Dataset listings of figures:
— BEGIN —
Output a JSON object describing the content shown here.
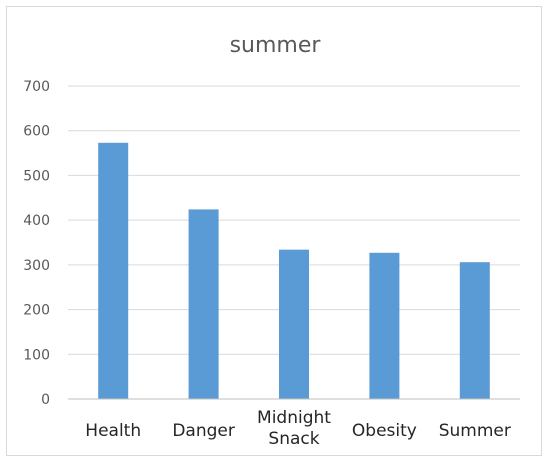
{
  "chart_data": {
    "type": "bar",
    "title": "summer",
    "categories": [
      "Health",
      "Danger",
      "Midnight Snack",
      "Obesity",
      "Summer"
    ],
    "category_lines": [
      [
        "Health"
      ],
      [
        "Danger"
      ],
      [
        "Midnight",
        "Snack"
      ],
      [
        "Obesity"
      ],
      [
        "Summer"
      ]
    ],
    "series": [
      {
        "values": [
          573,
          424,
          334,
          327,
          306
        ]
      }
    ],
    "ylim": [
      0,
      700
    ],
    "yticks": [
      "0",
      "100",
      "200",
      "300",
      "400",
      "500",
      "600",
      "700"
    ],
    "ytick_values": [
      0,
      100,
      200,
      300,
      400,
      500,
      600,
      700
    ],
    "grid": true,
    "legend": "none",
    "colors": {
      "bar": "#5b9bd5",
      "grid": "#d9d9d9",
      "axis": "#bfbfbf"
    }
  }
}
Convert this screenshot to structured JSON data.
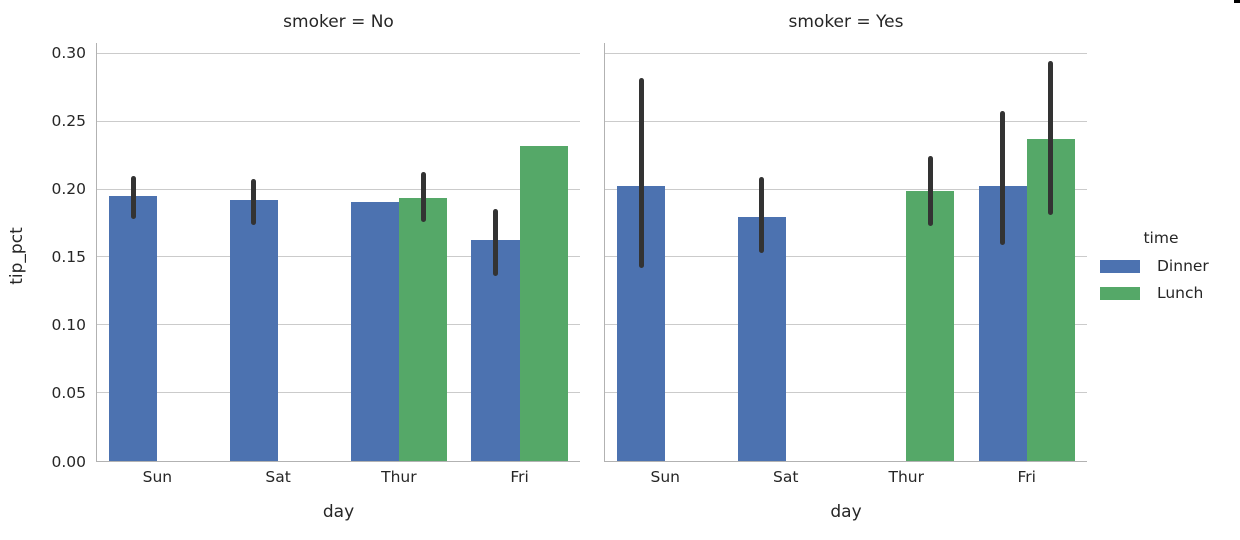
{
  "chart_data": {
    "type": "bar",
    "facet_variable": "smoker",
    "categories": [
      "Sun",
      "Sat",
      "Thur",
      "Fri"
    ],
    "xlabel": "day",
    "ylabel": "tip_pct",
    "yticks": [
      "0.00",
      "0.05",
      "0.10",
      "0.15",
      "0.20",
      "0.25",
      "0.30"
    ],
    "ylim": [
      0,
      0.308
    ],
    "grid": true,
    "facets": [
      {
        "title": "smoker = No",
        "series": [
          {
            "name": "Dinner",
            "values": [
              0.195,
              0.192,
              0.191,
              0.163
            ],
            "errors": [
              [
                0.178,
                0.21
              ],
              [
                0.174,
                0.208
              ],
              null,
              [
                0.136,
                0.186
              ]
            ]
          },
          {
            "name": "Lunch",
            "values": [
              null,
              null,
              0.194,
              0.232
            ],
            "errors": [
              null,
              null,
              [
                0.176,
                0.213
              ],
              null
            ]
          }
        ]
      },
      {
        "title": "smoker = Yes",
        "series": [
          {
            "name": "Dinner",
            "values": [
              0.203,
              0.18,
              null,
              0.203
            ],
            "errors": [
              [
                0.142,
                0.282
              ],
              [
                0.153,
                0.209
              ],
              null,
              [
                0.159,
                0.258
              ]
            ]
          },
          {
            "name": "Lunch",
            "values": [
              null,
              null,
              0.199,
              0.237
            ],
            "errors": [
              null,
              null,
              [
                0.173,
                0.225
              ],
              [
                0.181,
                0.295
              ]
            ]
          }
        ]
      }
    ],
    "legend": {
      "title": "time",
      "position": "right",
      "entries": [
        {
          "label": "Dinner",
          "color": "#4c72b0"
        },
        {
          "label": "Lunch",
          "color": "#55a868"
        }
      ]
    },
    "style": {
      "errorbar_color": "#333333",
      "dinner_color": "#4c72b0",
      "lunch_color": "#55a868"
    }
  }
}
— END —
— BEGIN —
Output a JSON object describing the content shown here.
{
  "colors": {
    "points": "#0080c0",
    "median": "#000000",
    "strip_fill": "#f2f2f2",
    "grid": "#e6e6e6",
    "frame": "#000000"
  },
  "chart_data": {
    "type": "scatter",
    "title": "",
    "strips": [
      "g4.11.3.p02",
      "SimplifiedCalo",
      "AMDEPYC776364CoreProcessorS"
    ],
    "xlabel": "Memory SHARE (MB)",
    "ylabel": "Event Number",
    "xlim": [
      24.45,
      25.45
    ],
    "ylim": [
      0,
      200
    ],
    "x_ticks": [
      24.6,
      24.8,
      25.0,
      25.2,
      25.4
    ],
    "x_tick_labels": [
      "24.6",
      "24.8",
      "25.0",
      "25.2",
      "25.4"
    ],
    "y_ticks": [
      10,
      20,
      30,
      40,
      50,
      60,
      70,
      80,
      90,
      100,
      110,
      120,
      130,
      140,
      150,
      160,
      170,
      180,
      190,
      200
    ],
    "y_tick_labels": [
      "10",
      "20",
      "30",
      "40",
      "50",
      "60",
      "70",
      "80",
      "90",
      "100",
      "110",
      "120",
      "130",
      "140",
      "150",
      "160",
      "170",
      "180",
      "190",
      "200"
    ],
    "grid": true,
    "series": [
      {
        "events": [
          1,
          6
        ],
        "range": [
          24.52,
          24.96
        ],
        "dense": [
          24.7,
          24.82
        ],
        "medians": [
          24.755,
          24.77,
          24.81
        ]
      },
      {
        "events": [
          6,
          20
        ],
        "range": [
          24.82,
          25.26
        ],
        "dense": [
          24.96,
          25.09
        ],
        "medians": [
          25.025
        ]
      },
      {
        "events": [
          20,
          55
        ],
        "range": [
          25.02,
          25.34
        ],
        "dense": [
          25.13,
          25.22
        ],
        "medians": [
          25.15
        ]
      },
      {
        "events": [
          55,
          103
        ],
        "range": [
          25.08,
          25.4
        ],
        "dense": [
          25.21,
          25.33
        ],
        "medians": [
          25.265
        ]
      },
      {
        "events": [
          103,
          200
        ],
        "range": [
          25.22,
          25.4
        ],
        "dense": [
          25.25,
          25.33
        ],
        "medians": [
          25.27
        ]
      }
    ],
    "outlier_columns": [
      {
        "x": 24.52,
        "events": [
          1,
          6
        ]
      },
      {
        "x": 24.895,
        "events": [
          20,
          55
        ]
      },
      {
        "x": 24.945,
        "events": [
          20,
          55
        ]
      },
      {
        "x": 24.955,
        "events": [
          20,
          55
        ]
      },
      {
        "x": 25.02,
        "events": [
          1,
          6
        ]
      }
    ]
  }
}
— END —
— BEGIN —
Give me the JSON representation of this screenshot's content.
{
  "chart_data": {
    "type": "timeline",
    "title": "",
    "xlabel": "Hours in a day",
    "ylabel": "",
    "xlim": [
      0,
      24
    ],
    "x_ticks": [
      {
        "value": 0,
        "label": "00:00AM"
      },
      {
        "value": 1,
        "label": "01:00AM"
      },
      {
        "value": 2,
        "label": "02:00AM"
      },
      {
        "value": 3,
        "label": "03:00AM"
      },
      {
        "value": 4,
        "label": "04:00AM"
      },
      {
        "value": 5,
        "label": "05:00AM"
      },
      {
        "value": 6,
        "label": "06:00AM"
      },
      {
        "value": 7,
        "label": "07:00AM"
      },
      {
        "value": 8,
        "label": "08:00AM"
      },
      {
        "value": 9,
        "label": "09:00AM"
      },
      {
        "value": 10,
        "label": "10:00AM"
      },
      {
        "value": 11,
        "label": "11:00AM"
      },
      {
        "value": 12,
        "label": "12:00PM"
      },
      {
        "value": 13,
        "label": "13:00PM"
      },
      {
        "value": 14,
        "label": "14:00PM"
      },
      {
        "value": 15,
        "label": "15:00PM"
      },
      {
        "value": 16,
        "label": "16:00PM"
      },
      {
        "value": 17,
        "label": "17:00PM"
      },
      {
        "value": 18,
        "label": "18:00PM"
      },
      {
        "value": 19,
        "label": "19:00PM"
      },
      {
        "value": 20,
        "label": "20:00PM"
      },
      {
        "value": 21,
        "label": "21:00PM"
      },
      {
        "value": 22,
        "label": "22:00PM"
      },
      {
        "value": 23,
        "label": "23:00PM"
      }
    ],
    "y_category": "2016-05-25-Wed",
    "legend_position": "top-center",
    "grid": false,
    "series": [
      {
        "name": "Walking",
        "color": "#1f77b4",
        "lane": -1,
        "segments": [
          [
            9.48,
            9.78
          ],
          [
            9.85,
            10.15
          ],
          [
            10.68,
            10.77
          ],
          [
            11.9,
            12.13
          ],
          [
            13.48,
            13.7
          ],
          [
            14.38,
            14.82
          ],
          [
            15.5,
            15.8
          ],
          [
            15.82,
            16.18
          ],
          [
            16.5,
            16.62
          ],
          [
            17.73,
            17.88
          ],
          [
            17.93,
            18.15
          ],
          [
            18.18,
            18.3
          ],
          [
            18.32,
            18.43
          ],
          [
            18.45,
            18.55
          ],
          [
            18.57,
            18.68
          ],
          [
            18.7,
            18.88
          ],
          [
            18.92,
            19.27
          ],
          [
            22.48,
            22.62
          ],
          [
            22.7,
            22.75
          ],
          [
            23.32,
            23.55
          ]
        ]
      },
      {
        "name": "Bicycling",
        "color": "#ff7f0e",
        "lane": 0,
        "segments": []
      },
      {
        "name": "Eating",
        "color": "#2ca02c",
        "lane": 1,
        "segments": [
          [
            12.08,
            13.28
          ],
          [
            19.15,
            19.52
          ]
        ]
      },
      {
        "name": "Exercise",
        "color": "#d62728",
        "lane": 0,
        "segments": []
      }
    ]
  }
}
— END —
PROBLEM DETAILS: Look through the lines above and collect those with the word "xlabel".

TASK RESULT:
    "xlabel": "day",
    "xlabel": "Memory SHARE (MB)",
    "xlabel": "Hours in a day",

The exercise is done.